═════ Data extract

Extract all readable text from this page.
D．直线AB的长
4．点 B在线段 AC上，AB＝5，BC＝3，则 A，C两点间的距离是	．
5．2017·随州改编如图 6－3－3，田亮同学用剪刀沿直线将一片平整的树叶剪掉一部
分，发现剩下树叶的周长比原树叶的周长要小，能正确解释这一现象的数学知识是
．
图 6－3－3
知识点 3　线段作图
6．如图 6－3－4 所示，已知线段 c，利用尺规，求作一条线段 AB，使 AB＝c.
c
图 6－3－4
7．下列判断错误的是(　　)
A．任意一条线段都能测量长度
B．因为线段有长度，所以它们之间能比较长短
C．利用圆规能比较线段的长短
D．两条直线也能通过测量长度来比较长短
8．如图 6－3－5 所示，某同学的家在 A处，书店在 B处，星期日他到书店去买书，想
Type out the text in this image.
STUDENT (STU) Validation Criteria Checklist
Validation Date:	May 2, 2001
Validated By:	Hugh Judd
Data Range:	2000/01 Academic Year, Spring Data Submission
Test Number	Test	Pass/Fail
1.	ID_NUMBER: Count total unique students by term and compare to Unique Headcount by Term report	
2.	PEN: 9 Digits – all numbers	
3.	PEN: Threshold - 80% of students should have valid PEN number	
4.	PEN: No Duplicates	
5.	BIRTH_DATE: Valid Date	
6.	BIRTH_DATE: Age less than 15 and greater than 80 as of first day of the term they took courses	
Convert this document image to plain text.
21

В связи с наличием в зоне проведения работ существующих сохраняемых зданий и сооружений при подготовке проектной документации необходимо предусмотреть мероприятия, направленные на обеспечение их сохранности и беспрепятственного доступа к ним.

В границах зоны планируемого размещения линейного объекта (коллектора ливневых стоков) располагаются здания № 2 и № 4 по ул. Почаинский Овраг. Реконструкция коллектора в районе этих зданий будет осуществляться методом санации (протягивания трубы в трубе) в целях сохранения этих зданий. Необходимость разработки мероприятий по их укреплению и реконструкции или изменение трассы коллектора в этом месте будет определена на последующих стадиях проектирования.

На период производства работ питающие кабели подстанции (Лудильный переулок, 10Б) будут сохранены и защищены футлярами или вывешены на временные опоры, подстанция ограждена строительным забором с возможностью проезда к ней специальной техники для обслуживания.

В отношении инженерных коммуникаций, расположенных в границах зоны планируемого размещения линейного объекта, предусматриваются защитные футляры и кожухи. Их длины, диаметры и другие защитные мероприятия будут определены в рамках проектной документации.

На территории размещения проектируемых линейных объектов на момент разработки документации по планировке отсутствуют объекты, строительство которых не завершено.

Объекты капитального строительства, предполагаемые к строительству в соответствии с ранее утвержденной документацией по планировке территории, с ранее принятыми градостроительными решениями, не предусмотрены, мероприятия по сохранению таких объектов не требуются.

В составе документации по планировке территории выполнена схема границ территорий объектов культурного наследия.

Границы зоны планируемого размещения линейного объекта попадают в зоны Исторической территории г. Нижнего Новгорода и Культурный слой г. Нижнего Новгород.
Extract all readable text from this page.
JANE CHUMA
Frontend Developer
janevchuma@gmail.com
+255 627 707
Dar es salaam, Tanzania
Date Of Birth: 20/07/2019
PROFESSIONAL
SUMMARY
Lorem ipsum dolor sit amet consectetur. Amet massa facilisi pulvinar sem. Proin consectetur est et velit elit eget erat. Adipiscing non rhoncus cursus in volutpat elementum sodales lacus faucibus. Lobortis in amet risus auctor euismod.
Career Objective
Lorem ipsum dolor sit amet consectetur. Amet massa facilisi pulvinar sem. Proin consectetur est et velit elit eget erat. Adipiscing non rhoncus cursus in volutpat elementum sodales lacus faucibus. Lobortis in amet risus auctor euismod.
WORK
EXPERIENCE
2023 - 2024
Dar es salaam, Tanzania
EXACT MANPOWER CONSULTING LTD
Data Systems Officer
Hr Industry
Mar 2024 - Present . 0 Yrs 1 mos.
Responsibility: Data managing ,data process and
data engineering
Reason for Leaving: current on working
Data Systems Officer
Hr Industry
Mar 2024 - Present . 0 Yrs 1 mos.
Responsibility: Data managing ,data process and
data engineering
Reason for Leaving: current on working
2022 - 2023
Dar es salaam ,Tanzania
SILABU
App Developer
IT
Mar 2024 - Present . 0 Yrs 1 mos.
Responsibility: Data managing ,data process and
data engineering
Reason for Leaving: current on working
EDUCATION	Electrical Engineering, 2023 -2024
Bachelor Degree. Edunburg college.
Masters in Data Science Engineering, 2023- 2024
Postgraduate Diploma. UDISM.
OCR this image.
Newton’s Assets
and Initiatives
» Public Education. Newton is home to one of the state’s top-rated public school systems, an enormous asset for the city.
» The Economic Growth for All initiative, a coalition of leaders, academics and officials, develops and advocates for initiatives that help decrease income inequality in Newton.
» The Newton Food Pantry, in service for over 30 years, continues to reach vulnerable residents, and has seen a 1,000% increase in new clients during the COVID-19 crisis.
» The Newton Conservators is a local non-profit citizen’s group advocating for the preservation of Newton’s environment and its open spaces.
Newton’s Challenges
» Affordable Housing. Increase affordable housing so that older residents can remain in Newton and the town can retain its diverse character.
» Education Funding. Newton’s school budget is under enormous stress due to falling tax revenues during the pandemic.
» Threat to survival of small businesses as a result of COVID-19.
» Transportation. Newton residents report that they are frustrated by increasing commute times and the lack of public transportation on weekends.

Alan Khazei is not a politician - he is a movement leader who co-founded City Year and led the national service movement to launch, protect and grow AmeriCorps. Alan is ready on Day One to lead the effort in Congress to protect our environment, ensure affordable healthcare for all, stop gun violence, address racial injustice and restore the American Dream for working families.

══════════

Short task:
Give back each line above precisely as it stands.

Solution to the exercise:
Extract all readable text from this page.
D．直线AB的长
4．点 B在线段 AC上，AB＝5，BC＝3，则 A，C两点间的距离是	．
5．2017·随州改编如图 6－3－3，田亮同学用剪刀沿直线将一片平整的树叶剪掉一部
分，发现剩下树叶的周长比原树叶的周长要小，能正确解释这一现象的数学知识是
．
图 6－3－3
知识点 3　线段作图
6．如图 6－3－4 所示，已知线段 c，利用尺规，求作一条线段 AB，使 AB＝c.
c
图 6－3－4
7．下列判断错误的是(　　)
A．任意一条线段都能测量长度
B．因为线段有长度，所以它们之间能比较长短
C．利用圆规能比较线段的长短
D．两条直线也能通过测量长度来比较长短
8．如图 6－3－5 所示，某同学的家在 A处，书店在 B处，星期日他到书店去买书，想
Type out the text in this image.
STUDENT (STU) Validation Criteria Checklist
Validation Date:	May 2, 2001
Validated By:	Hugh Judd
Data Range:	2000/01 Academic Year, Spring Data Submission
Test Number	Test	Pass/Fail
1.	ID_NUMBER: Count total unique students by term and compare to Unique Headcount by Term report	
2.	PEN: 9 Digits – all numbers	
3.	PEN: Threshold - 80% of students should have valid PEN number	
4.	PEN: No Duplicates	
5.	BIRTH_DATE: Valid Date	
6.	BIRTH_DATE: Age less than 15 and greater than 80 as of first day of the term they took courses	
Convert this document image to plain text.
21

В связи с наличием в зоне проведения работ существующих сохраняемых зданий и сооружений при подготовке проектной документации необходимо предусмотреть мероприятия, направленные на обеспечение их сохранности и беспрепятственного доступа к ним.

В границах зоны планируемого размещения линейного объекта (коллектора ливневых стоков) располагаются здания № 2 и № 4 по ул. Почаинский Овраг. Реконструкция коллектора в районе этих зданий будет осуществляться методом санации (протягивания трубы в трубе) в целях сохранения этих зданий. Необходимость разработки мероприятий по их укреплению и реконструкции или изменение трассы коллектора в этом месте будет определена на последующих стадиях проектирования.

На период производства работ питающие кабели подстанции (Лудильный переулок, 10Б) будут сохранены и защищены футлярами или вывешены на временные опоры, подстанция ограждена строительным забором с возможностью проезда к ней специальной техники для обслуживания.

В отношении инженерных коммуникаций, расположенных в границах зоны планируемого размещения линейного объекта, предусматриваются защитные футляры и кожухи. Их длины, диаметры и другие защитные мероприятия будут определены в рамках проектной документации.

На территории размещения проектируемых линейных объектов на момент разработки документации по планировке отсутствуют объекты, строительство которых не завершено.

Объекты капитального строительства, предполагаемые к строительству в соответствии с ранее утвержденной документацией по планировке территории, с ранее принятыми градостроительными решениями, не предусмотрены, мероприятия по сохранению таких объектов не требуются.

В составе документации по планировке территории выполнена схема границ территорий объектов культурного наследия.

Границы зоны планируемого размещения линейного объекта попадают в зоны Исторической территории г. Нижнего Новгорода и Культурный слой г. Нижнего Новгород.
Extract all readable text from this page.
JANE CHUMA
Frontend Developer
janevchuma@gmail.com
+255 627 707
Dar es salaam, Tanzania
Date Of Birth: 20/07/2019
PROFESSIONAL
SUMMARY
Lorem ipsum dolor sit amet consectetur. Amet massa facilisi pulvinar sem. Proin consectetur est et velit elit eget erat. Adipiscing non rhoncus cursus in volutpat elementum sodales lacus faucibus. Lobortis in amet risus auctor euismod.
Career Objective
Lorem ipsum dolor sit amet consectetur. Amet massa facilisi pulvinar sem. Proin consectetur est et velit elit eget erat. Adipiscing non rhoncus cursus in volutpat elementum sodales lacus faucibus. Lobortis in amet risus auctor euismod.
WORK
EXPERIENCE
2023 - 2024
Dar es salaam, Tanzania
EXACT MANPOWER CONSULTING LTD
Data Systems Officer
Hr Industry
Mar 2024 - Present . 0 Yrs 1 mos.
Responsibility: Data managing ,data process and
data engineering
Reason for Leaving: current on working
Data Systems Officer
Hr Industry
Mar 2024 - Present . 0 Yrs 1 mos.
Responsibility: Data managing ,data process and
data engineering
Reason for Leaving: current on working
2022 - 2023
Dar es salaam ,Tanzania
SILABU
App Developer
IT
Mar 2024 - Present . 0 Yrs 1 mos.
Responsibility: Data managing ,data process and
data engineering
Reason for Leaving: current on working
EDUCATION	Electrical Engineering, 2023 -2024
Bachelor Degree. Edunburg college.
Masters in Data Science Engineering, 2023- 2024
Postgraduate Diploma. UDISM.
OCR this image.
Newton’s Assets
and Initiatives
» Public Education. Newton is home to one of the state’s top-rated public school systems, an enormous asset for the city.
» The Economic Growth for All initiative, a coalition of leaders, academics and officials, develops and advocates for initiatives that help decrease income inequality in Newton.
» The Newton Food Pantry, in service for over 30 years, continues to reach vulnerable residents, and has seen a 1,000% increase in new clients during the COVID-19 crisis.
» The Newton Conservators is a local non-profit citizen’s group advocating for the preservation of Newton’s environment and its open spaces.
Newton’s Challenges
» Affordable Housing. Increase affordable housing so that older residents can remain in Newton and the town can retain its diverse character.
» Education Funding. Newton’s school budget is under enormous stress due to falling tax revenues during the pandemic.
» Threat to survival of small businesses as a result of COVID-19.
» Transportation. Newton residents report that they are frustrated by increasing commute times and the lack of public transportation on weekends.

Alan Khazei is not a politician - he is a movement leader who co-founded City Year and led the national service movement to launch, protect and grow AmeriCorps. Alan is ready on Day One to lead the effort in Congress to protect our environment, ensure affordable healthcare for all, stop gun violence, address racial injustice and restore the American Dream for working families.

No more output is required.